Exercise directions:
Set each entry down verbatim, omitting images.

━━━━

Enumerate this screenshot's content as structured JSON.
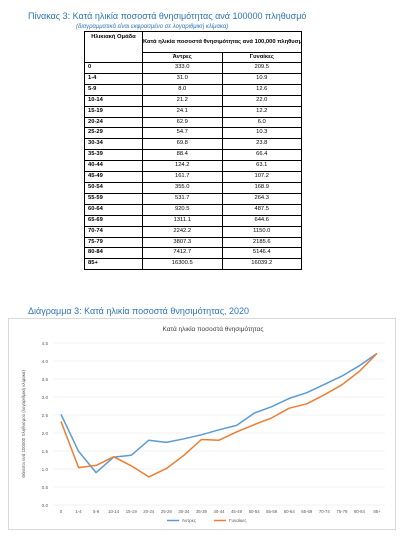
{
  "table": {
    "title": "Πίνακας 3: Κατά ηλικία ποσοστά θνησιμότητας ανά 100000 πληθυσμό",
    "note": "(διαγραμματικά είναι εκφρασμένο σε λογαριθμική κλίμακα)",
    "header_age": "Ηλικιακή Ομάδα",
    "header_group": "Κατά ηλικία ποσοστά θνησιμότητας ανά 100,000 πληθυσμό",
    "header_male": "Άντρες",
    "header_female": "Γυναίκες",
    "rows": [
      {
        "age": "0",
        "male": "333.0",
        "female": "209.5"
      },
      {
        "age": "1-4",
        "male": "31.0",
        "female": "10.9"
      },
      {
        "age": "5-9",
        "male": "8.0",
        "female": "12.6"
      },
      {
        "age": "10-14",
        "male": "21.2",
        "female": "22.0"
      },
      {
        "age": "15-19",
        "male": "24.1",
        "female": "12.2"
      },
      {
        "age": "20-24",
        "male": "62.9",
        "female": "6.0"
      },
      {
        "age": "25-29",
        "male": "54.7",
        "female": "10.3"
      },
      {
        "age": "30-34",
        "male": "69.8",
        "female": "23.8"
      },
      {
        "age": "35-39",
        "male": "88.4",
        "female": "66.4"
      },
      {
        "age": "40-44",
        "male": "124.2",
        "female": "63.1"
      },
      {
        "age": "45-49",
        "male": "161.7",
        "female": "107.2"
      },
      {
        "age": "50-54",
        "male": "355.0",
        "female": "168.9"
      },
      {
        "age": "55-59",
        "male": "531.7",
        "female": "264.3"
      },
      {
        "age": "60-64",
        "male": "920.5",
        "female": "487.5"
      },
      {
        "age": "65-69",
        "male": "1311.1",
        "female": "644.6"
      },
      {
        "age": "70-74",
        "male": "2242.2",
        "female": "1150.0"
      },
      {
        "age": "75-79",
        "male": "3807.3",
        "female": "2185.6"
      },
      {
        "age": "80-84",
        "male": "7412.7",
        "female": "5146.4"
      },
      {
        "age": "85+",
        "male": "16300.5",
        "female": "16039.2"
      }
    ]
  },
  "chart_section": {
    "heading": "Διάγραμμα 3: Κατά ηλικία ποσοστά θνησιμότητας, 2020"
  },
  "chart_data": {
    "type": "line",
    "title": "Κατά ηλικία ποσοστά θνησιμότητας",
    "ylabel": "Θάνατοι ανά 100000 πληθυσμού (λογαριθμική κλίμακα)",
    "xlabel": "",
    "ylim": [
      0,
      4.5
    ],
    "yticks": [
      "0.0",
      "0.5",
      "1.0",
      "1.5",
      "2.0",
      "2.5",
      "3.0",
      "3.5",
      "4.0",
      "4.5"
    ],
    "categories": [
      "0",
      "1-4",
      "5-9",
      "10-14",
      "15-19",
      "20-24",
      "25-29",
      "30-34",
      "35-39",
      "40-44",
      "45-49",
      "50-54",
      "55-59",
      "60-64",
      "65-69",
      "70-74",
      "75-79",
      "80-84",
      "85+"
    ],
    "grid": true,
    "legend_position": "bottom",
    "series": [
      {
        "name": "Άντρες",
        "color": "#5b9bd5",
        "values": [
          2.52,
          1.49,
          0.9,
          1.33,
          1.38,
          1.8,
          1.74,
          1.84,
          1.95,
          2.09,
          2.21,
          2.55,
          2.73,
          2.96,
          3.12,
          3.35,
          3.58,
          3.87,
          4.21
        ]
      },
      {
        "name": "Γυναίκες",
        "color": "#ed7d31",
        "values": [
          2.32,
          1.04,
          1.1,
          1.34,
          1.09,
          0.78,
          1.01,
          1.38,
          1.82,
          1.8,
          2.03,
          2.23,
          2.42,
          2.69,
          2.81,
          3.06,
          3.34,
          3.71,
          4.21
        ]
      }
    ]
  }
}
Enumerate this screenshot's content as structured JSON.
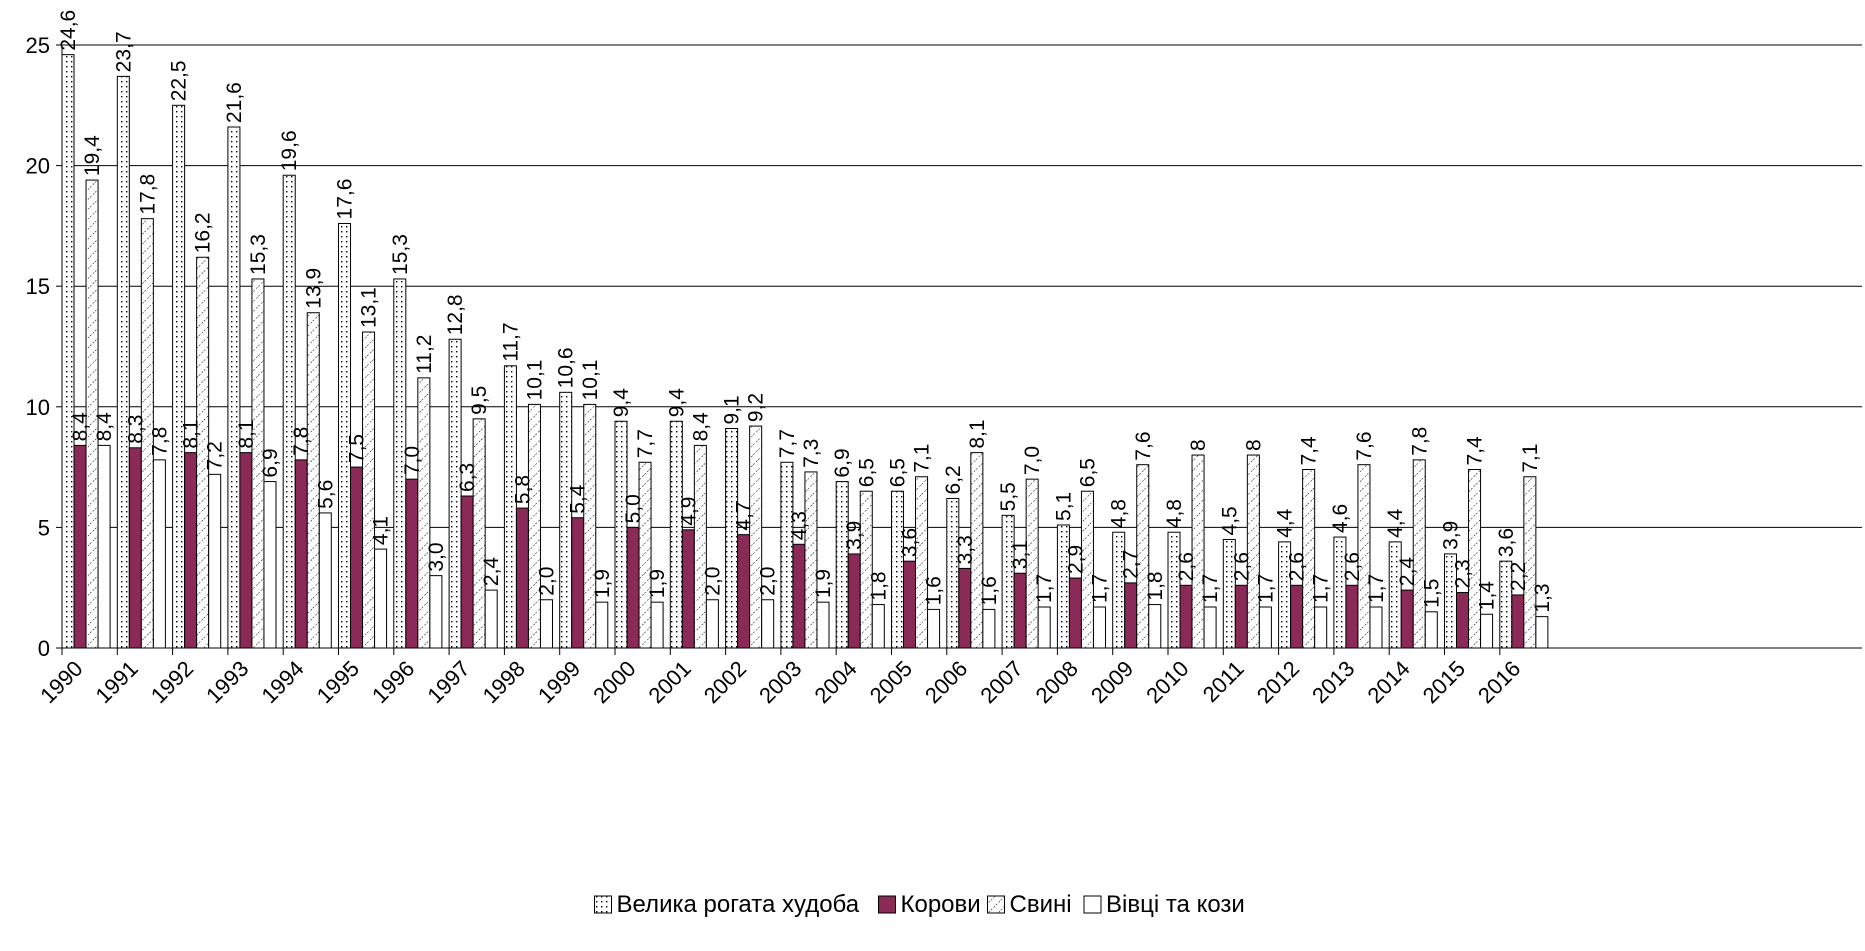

━━━━

Expected answer:
Enumerate this screenshot's content as structured JSON.
{
  "table": {
    "title": "Πίνακας 3: Κατά ηλικία ποσοστά θνησιμότητας ανά 100000 πληθυσμό",
    "note": "(διαγραμματικά είναι εκφρασμένο σε λογαριθμική κλίμακα)",
    "header_age": "Ηλικιακή Ομάδα",
    "header_group": "Κατά ηλικία ποσοστά θνησιμότητας ανά 100,000 πληθυσμό",
    "header_male": "Άντρες",
    "header_female": "Γυναίκες",
    "rows": [
      {
        "age": "0",
        "male": "333.0",
        "female": "209.5"
      },
      {
        "age": "1-4",
        "male": "31.0",
        "female": "10.9"
      },
      {
        "age": "5-9",
        "male": "8.0",
        "female": "12.6"
      },
      {
        "age": "10-14",
        "male": "21.2",
        "female": "22.0"
      },
      {
        "age": "15-19",
        "male": "24.1",
        "female": "12.2"
      },
      {
        "age": "20-24",
        "male": "62.9",
        "female": "6.0"
      },
      {
        "age": "25-29",
        "male": "54.7",
        "female": "10.3"
      },
      {
        "age": "30-34",
        "male": "69.8",
        "female": "23.8"
      },
      {
        "age": "35-39",
        "male": "88.4",
        "female": "66.4"
      },
      {
        "age": "40-44",
        "male": "124.2",
        "female": "63.1"
      },
      {
        "age": "45-49",
        "male": "161.7",
        "female": "107.2"
      },
      {
        "age": "50-54",
        "male": "355.0",
        "female": "168.9"
      },
      {
        "age": "55-59",
        "male": "531.7",
        "female": "264.3"
      },
      {
        "age": "60-64",
        "male": "920.5",
        "female": "487.5"
      },
      {
        "age": "65-69",
        "male": "1311.1",
        "female": "644.6"
      },
      {
        "age": "70-74",
        "male": "2242.2",
        "female": "1150.0"
      },
      {
        "age": "75-79",
        "male": "3807.3",
        "female": "2185.6"
      },
      {
        "age": "80-84",
        "male": "7412.7",
        "female": "5146.4"
      },
      {
        "age": "85+",
        "male": "16300.5",
        "female": "16039.2"
      }
    ]
  },
  "chart_section": {
    "heading": "Διάγραμμα 3: Κατά ηλικία ποσοστά θνησιμότητας, 2020"
  },
  "chart_data": {
    "type": "line",
    "title": "Κατά ηλικία ποσοστά θνησιμότητας",
    "ylabel": "Θάνατοι ανά 100000 πληθυσμού (λογαριθμική κλίμακα)",
    "xlabel": "",
    "ylim": [
      0,
      4.5
    ],
    "yticks": [
      "0.0",
      "0.5",
      "1.0",
      "1.5",
      "2.0",
      "2.5",
      "3.0",
      "3.5",
      "4.0",
      "4.5"
    ],
    "categories": [
      "0",
      "1-4",
      "5-9",
      "10-14",
      "15-19",
      "20-24",
      "25-29",
      "30-34",
      "35-39",
      "40-44",
      "45-49",
      "50-54",
      "55-59",
      "60-64",
      "65-69",
      "70-74",
      "75-79",
      "80-84",
      "85+"
    ],
    "grid": true,
    "legend_position": "bottom",
    "series": [
      {
        "name": "Άντρες",
        "color": "#5b9bd5",
        "values": [
          2.52,
          1.49,
          0.9,
          1.33,
          1.38,
          1.8,
          1.74,
          1.84,
          1.95,
          2.09,
          2.21,
          2.55,
          2.73,
          2.96,
          3.12,
          3.35,
          3.58,
          3.87,
          4.21
        ]
      },
      {
        "name": "Γυναίκες",
        "color": "#ed7d31",
        "values": [
          2.32,
          1.04,
          1.1,
          1.34,
          1.09,
          0.78,
          1.01,
          1.38,
          1.82,
          1.8,
          2.03,
          2.23,
          2.42,
          2.69,
          2.81,
          3.06,
          3.34,
          3.71,
          4.21
        ]
      }
    ]
  }
}
Enumerate this screenshot's content as structured JSON.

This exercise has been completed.